>> Begin DATA RECORDS

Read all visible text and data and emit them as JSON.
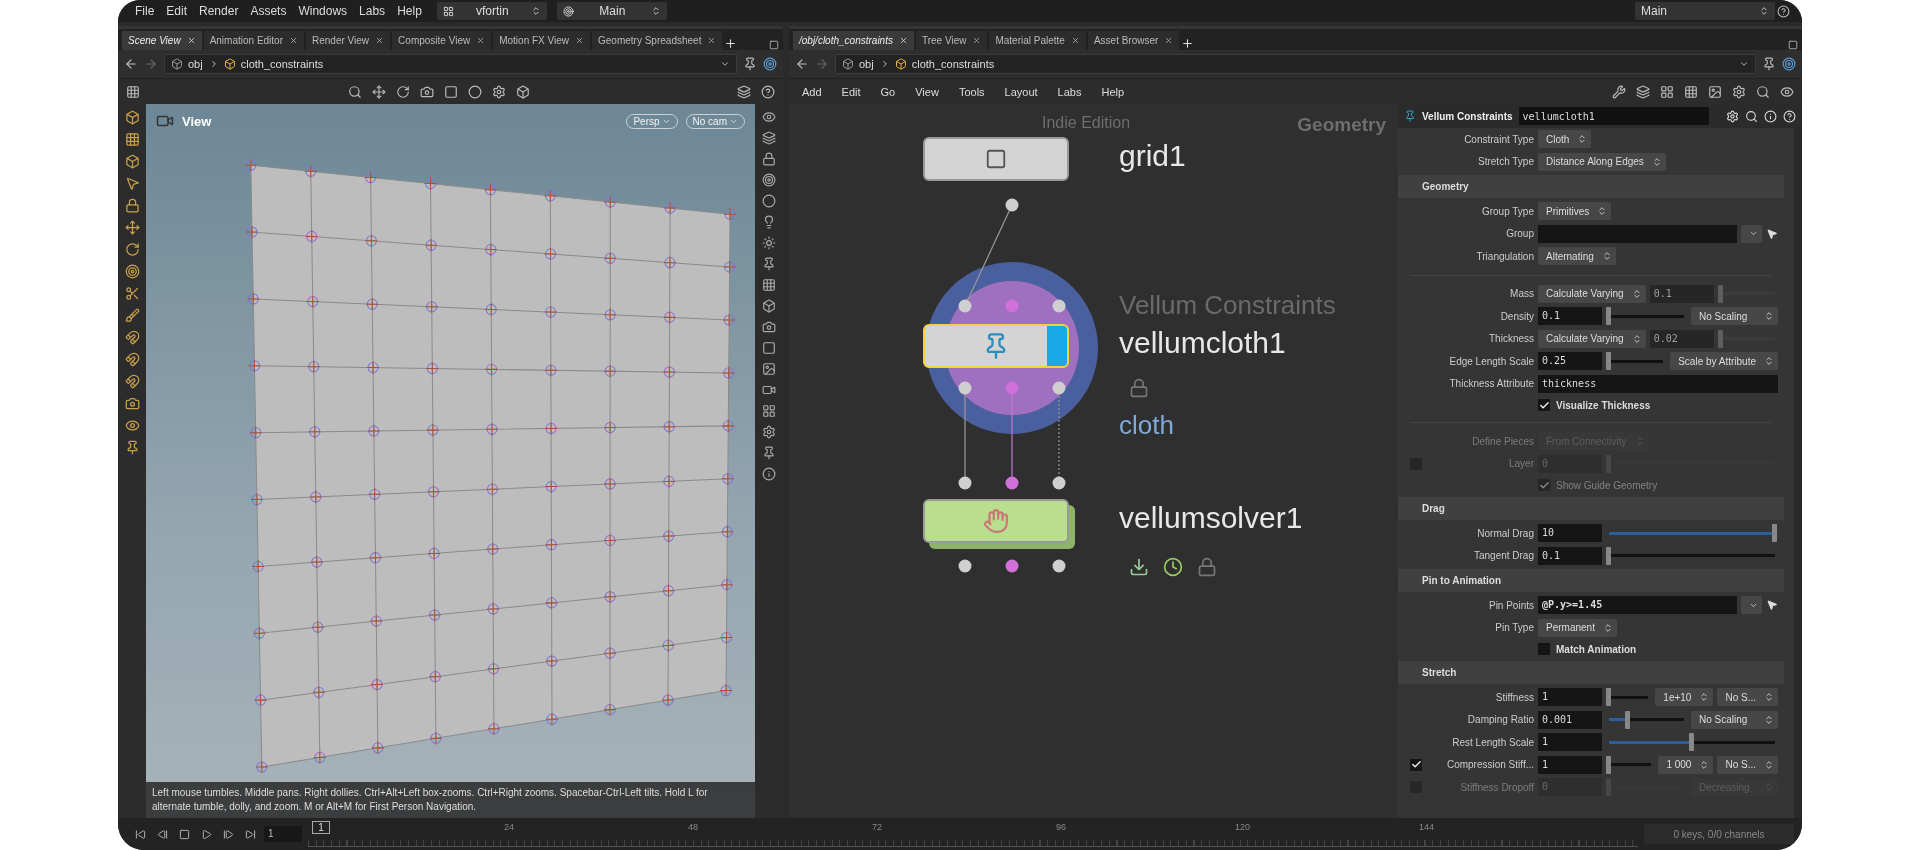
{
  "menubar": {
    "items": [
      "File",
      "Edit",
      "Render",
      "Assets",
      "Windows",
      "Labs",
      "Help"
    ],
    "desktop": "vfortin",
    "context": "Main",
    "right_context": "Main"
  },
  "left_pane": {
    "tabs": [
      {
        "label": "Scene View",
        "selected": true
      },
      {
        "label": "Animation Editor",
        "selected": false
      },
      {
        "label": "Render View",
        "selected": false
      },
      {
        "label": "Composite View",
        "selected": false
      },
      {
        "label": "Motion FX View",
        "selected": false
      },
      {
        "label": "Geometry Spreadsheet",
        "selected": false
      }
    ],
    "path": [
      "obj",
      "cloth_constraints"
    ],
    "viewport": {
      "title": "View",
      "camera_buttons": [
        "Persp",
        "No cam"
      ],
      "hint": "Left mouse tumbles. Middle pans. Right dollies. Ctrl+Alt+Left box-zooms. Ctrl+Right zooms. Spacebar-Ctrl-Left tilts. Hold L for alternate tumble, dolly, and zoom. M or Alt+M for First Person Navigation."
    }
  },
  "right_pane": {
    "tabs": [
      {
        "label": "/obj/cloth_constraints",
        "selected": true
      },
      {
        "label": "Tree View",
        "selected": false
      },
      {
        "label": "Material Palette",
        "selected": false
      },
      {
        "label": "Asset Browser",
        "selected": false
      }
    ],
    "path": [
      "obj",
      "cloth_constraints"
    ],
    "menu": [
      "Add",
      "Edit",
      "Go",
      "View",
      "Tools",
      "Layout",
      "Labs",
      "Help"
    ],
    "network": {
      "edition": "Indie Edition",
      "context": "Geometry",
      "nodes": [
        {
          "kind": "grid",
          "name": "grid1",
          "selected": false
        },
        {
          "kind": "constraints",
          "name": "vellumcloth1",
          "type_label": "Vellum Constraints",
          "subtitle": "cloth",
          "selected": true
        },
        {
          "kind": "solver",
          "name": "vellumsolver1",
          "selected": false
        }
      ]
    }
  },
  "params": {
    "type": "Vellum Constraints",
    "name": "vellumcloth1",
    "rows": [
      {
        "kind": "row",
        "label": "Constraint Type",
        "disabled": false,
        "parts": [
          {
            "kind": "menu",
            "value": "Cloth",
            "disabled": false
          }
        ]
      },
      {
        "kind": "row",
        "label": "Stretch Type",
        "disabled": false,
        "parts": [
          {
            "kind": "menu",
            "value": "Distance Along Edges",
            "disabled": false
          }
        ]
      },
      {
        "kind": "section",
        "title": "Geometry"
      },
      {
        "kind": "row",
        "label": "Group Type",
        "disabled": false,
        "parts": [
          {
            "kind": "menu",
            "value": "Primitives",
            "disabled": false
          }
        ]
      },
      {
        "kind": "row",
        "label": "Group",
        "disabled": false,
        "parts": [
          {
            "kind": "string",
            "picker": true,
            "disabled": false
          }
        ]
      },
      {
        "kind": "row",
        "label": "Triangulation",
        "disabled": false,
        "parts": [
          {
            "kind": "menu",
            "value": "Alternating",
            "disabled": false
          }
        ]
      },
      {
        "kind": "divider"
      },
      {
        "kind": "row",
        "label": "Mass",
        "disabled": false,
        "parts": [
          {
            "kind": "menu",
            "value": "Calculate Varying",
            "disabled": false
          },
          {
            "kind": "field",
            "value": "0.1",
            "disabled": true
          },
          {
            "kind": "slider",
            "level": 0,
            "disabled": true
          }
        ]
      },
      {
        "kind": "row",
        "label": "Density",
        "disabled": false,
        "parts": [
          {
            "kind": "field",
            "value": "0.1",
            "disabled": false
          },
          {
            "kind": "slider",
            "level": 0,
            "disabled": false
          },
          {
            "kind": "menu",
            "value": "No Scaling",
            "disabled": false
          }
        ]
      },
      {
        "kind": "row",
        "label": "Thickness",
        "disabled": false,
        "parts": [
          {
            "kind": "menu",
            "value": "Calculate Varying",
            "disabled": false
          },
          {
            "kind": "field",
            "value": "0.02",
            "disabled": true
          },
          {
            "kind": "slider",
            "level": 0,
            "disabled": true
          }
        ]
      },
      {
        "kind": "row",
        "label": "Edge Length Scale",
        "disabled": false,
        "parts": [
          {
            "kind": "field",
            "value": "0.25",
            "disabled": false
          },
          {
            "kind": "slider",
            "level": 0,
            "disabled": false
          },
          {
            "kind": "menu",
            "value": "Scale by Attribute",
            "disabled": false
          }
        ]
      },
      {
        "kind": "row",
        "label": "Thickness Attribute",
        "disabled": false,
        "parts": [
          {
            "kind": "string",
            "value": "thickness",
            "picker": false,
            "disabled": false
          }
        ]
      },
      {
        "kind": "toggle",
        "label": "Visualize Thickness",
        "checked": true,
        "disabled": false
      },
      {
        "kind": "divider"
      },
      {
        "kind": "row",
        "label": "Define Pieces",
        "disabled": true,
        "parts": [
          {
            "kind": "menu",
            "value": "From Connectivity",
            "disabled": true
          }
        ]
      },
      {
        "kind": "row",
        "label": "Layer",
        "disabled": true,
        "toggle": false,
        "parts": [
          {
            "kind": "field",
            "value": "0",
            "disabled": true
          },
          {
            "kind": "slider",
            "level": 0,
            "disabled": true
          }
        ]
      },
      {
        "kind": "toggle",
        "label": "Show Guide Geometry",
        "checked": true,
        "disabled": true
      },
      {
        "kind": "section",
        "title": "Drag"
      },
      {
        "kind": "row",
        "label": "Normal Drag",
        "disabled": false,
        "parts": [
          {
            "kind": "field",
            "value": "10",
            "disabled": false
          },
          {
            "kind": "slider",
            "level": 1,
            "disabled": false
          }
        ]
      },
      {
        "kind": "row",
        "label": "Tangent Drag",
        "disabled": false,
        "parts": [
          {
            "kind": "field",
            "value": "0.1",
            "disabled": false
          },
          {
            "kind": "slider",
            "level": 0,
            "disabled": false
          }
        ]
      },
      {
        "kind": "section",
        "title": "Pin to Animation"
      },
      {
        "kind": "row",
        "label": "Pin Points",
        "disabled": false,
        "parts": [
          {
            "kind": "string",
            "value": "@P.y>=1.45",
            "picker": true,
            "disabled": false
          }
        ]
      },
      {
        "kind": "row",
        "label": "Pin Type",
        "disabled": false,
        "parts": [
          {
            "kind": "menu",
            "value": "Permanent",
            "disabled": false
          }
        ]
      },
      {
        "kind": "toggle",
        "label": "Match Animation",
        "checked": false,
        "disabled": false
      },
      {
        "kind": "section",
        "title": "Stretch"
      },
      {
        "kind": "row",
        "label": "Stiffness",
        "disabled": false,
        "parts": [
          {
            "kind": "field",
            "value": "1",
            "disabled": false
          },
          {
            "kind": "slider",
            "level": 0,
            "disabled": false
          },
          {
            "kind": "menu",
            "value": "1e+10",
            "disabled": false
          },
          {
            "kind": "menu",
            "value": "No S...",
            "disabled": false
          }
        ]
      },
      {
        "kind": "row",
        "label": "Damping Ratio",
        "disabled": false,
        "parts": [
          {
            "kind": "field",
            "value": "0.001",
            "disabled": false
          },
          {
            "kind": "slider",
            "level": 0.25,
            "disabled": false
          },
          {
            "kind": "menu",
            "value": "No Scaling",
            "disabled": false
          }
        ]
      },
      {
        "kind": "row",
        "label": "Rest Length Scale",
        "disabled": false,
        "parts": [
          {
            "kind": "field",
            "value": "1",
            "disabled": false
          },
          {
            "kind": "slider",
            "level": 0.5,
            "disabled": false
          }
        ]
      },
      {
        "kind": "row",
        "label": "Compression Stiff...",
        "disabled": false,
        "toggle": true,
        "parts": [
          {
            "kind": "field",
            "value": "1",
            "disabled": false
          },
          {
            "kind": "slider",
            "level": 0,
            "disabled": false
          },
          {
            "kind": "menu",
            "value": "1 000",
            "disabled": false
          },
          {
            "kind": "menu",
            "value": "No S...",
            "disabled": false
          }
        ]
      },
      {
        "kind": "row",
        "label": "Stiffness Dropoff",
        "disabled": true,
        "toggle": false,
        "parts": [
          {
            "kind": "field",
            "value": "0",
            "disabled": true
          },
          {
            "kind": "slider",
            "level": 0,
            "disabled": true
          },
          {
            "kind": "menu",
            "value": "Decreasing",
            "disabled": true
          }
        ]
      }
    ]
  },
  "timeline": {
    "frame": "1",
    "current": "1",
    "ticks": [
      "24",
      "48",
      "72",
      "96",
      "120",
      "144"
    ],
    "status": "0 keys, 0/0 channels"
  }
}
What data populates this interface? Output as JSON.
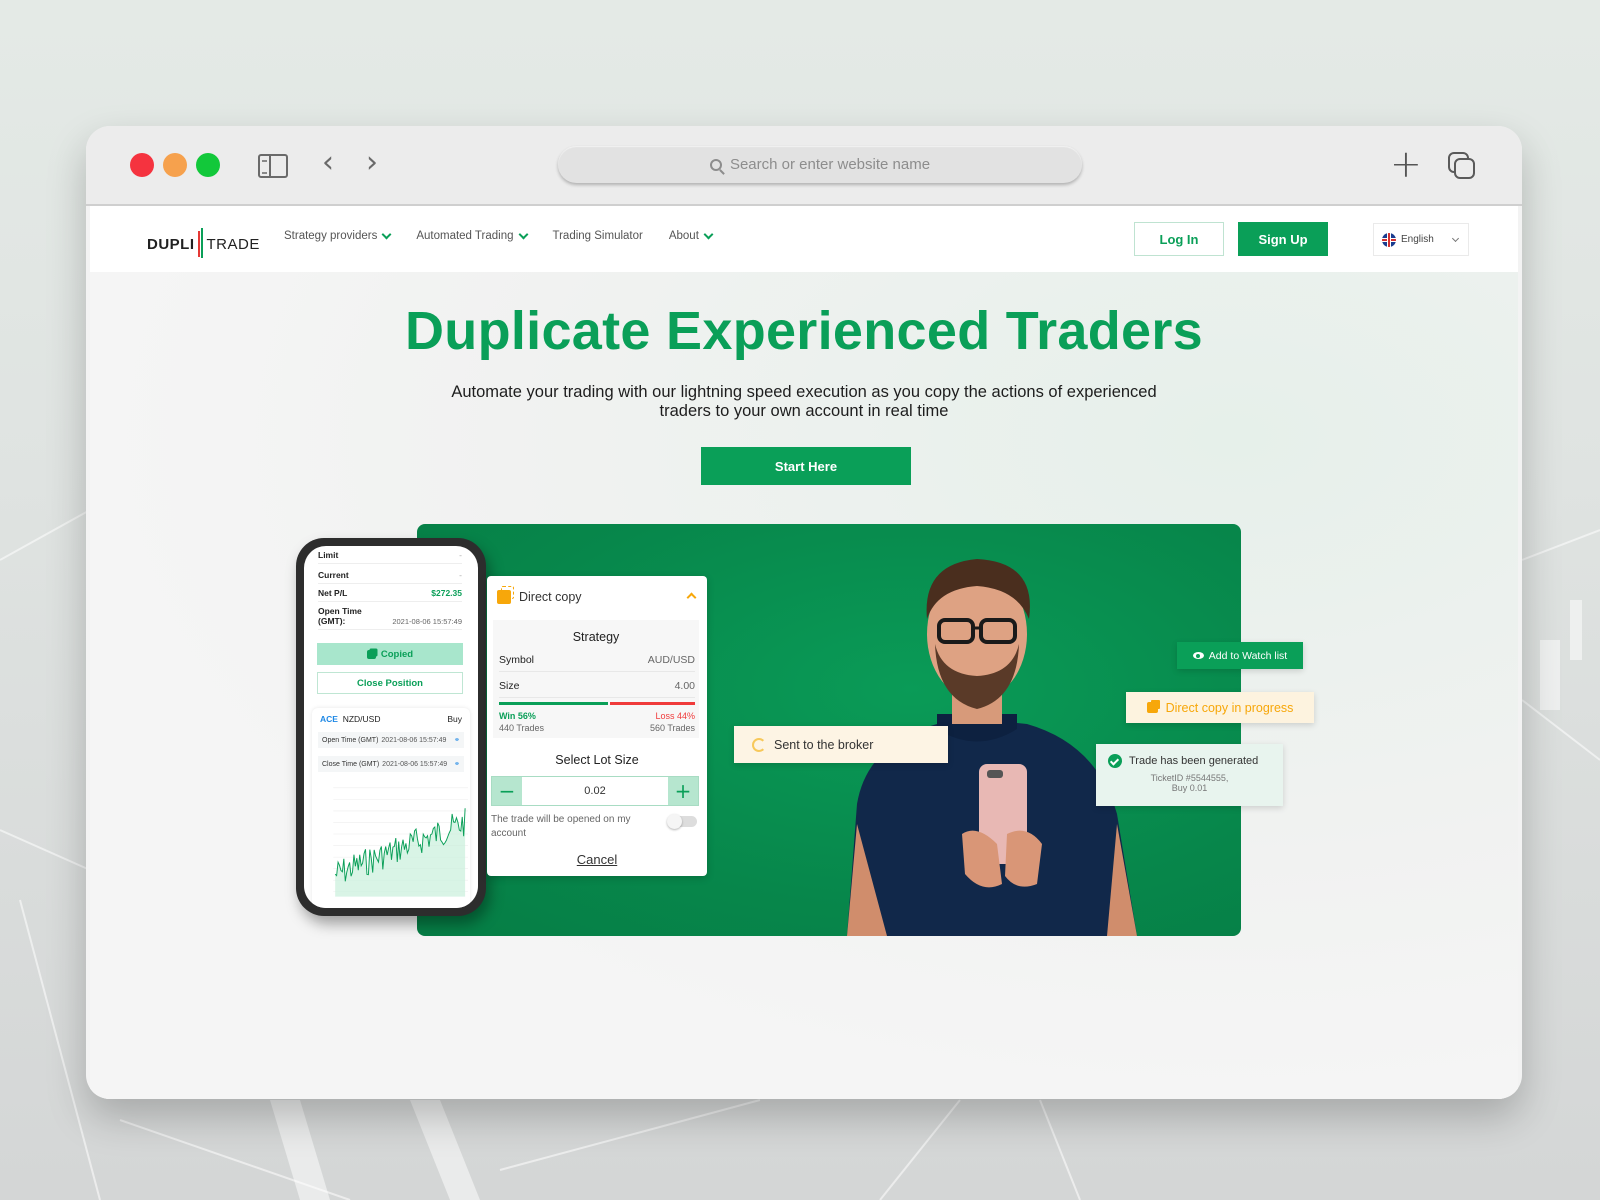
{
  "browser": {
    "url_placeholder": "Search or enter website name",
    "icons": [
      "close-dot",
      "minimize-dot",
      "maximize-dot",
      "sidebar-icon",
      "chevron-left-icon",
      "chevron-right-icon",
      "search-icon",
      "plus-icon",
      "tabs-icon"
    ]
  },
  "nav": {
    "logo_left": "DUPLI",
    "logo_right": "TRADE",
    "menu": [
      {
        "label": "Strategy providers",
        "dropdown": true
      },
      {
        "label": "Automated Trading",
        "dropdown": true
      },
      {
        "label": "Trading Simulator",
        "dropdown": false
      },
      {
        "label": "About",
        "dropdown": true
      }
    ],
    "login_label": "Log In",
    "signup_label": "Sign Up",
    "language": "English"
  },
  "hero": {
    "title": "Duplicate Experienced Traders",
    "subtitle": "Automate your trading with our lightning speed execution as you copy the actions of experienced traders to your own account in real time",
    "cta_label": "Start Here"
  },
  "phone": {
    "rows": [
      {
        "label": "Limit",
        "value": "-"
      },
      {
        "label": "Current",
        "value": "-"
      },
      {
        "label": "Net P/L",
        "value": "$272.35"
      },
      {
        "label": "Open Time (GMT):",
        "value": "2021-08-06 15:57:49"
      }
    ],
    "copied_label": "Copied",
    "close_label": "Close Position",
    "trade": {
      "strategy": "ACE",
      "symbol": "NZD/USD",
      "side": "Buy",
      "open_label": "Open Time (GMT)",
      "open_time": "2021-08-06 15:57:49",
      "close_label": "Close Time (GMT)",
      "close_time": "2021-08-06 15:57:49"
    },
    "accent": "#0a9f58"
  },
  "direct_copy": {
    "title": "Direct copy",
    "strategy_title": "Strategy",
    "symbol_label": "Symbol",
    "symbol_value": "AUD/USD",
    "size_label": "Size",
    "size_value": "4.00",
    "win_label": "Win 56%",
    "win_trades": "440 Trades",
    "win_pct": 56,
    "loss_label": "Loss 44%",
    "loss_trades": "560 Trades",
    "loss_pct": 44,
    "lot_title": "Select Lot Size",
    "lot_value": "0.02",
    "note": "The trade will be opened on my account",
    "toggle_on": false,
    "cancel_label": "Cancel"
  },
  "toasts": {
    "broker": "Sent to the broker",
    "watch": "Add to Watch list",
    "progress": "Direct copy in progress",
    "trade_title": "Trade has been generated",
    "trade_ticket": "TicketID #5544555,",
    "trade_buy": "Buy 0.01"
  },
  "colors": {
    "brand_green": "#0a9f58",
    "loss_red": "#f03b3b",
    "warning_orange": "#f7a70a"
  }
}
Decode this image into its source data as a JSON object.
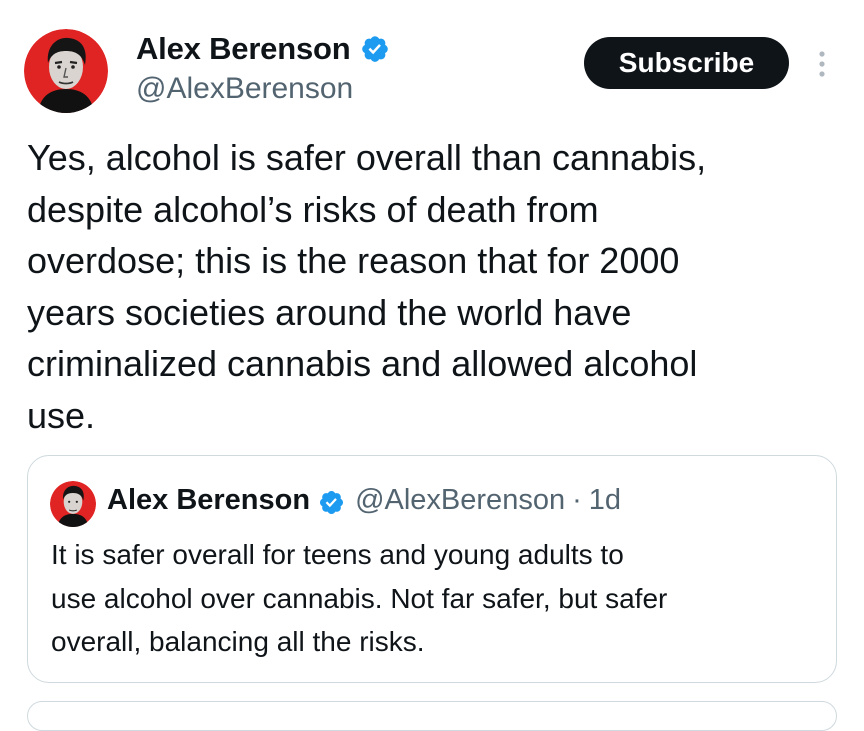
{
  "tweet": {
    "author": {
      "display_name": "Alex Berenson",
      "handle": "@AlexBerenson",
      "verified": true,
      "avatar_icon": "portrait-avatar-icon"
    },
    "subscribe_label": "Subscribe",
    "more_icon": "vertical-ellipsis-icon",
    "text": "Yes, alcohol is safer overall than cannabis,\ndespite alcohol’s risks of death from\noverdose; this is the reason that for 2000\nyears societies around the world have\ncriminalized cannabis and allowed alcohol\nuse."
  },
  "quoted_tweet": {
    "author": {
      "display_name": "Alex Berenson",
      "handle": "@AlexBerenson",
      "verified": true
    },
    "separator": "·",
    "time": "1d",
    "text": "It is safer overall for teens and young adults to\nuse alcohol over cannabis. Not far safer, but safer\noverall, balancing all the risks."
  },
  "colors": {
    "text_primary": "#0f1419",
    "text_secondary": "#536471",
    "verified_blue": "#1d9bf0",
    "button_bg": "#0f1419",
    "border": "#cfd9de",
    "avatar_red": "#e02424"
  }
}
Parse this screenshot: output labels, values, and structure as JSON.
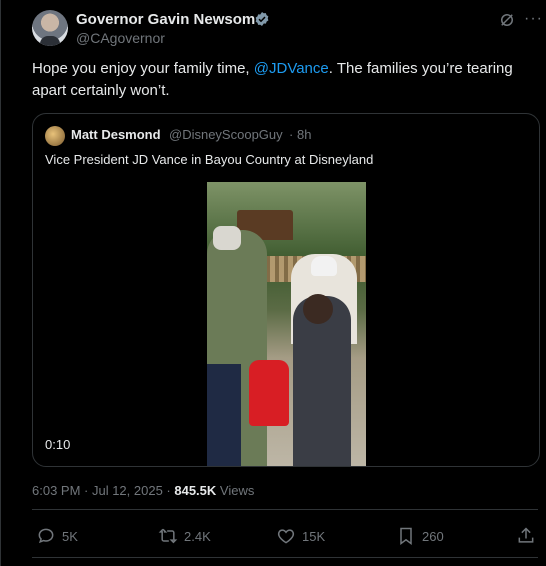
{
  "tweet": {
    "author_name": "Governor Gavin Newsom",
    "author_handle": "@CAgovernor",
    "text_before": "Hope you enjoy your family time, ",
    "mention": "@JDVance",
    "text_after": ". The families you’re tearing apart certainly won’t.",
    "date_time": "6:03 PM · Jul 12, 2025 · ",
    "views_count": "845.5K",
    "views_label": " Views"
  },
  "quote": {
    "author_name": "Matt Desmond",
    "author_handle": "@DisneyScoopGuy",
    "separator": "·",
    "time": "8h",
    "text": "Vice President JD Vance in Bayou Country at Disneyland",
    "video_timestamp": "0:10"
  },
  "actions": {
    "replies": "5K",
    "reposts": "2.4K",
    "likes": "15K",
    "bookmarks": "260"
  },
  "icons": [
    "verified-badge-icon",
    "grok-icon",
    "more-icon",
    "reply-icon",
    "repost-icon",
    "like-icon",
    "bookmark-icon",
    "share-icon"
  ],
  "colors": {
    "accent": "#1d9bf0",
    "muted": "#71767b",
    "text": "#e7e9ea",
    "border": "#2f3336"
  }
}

>> End DATA RECORDS

→ **CHALLENGE**: Repeat the lines from the line containing "Parse this screenshot: output" through the end of the material above exactly, with no pictures and nothing else.

→ **OUTPUT**:
Parse this screenshot: output labels, values, and structure as JSON.
{
  "tweet": {
    "author_name": "Governor Gavin Newsom",
    "author_handle": "@CAgovernor",
    "text_before": "Hope you enjoy your family time, ",
    "mention": "@JDVance",
    "text_after": ". The families you’re tearing apart certainly won’t.",
    "date_time": "6:03 PM · Jul 12, 2025 · ",
    "views_count": "845.5K",
    "views_label": " Views"
  },
  "quote": {
    "author_name": "Matt Desmond",
    "author_handle": "@DisneyScoopGuy",
    "separator": "·",
    "time": "8h",
    "text": "Vice President JD Vance in Bayou Country at Disneyland",
    "video_timestamp": "0:10"
  },
  "actions": {
    "replies": "5K",
    "reposts": "2.4K",
    "likes": "15K",
    "bookmarks": "260"
  },
  "icons": [
    "verified-badge-icon",
    "grok-icon",
    "more-icon",
    "reply-icon",
    "repost-icon",
    "like-icon",
    "bookmark-icon",
    "share-icon"
  ],
  "colors": {
    "accent": "#1d9bf0",
    "muted": "#71767b",
    "text": "#e7e9ea",
    "border": "#2f3336"
  }
}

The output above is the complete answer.